## GIVEN INSTRUCTION
Copy out the lines that have "this" in them.

** START OF PROVIDED RECORDS **

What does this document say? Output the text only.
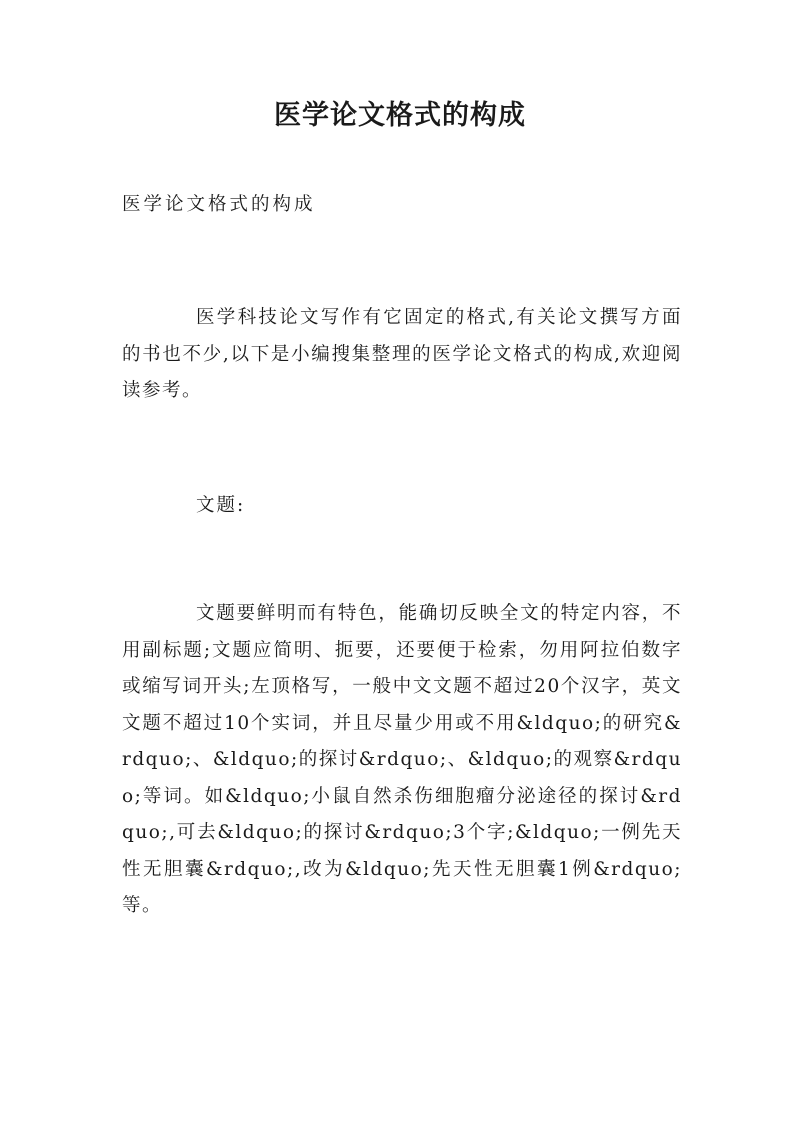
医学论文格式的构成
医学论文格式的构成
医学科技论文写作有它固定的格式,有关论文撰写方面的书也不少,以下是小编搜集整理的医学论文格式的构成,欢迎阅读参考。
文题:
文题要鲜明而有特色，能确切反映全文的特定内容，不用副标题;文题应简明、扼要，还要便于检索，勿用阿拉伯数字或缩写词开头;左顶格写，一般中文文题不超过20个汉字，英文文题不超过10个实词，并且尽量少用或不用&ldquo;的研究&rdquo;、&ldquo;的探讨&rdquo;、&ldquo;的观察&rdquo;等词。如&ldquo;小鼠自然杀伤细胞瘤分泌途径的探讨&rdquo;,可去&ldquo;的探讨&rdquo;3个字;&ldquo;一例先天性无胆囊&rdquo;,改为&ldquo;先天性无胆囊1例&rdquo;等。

** END OF PROVIDED RECORDS **
** START OF PROVIDED RECORDS **

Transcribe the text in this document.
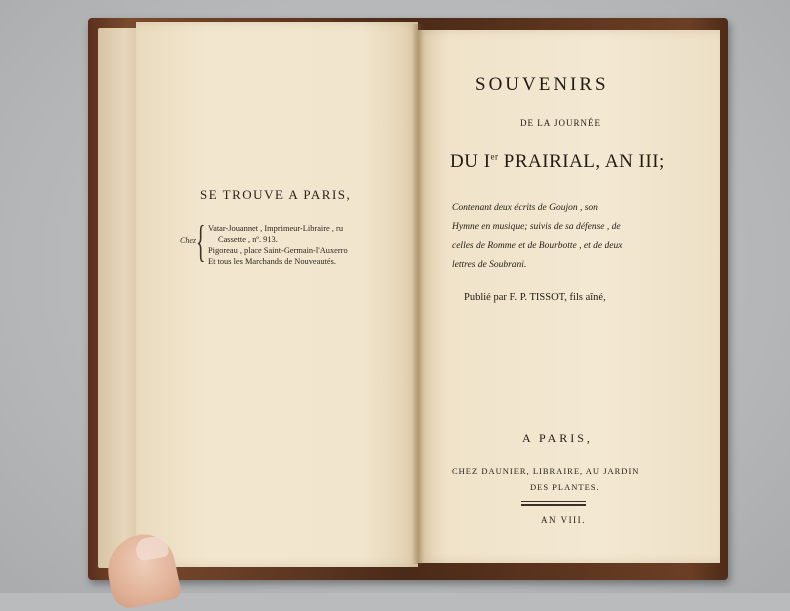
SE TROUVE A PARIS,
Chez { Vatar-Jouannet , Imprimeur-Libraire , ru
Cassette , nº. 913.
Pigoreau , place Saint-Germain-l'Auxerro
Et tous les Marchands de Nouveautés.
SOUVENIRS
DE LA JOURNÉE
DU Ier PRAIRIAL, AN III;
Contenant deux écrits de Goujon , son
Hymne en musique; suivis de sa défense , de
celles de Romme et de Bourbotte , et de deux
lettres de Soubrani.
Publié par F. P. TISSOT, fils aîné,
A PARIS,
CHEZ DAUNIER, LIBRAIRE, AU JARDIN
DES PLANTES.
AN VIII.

** END OF PROVIDED RECORDS **

## EXERCISE RESULT
What does this document say? Output the text only.
Transcribe the text in this document.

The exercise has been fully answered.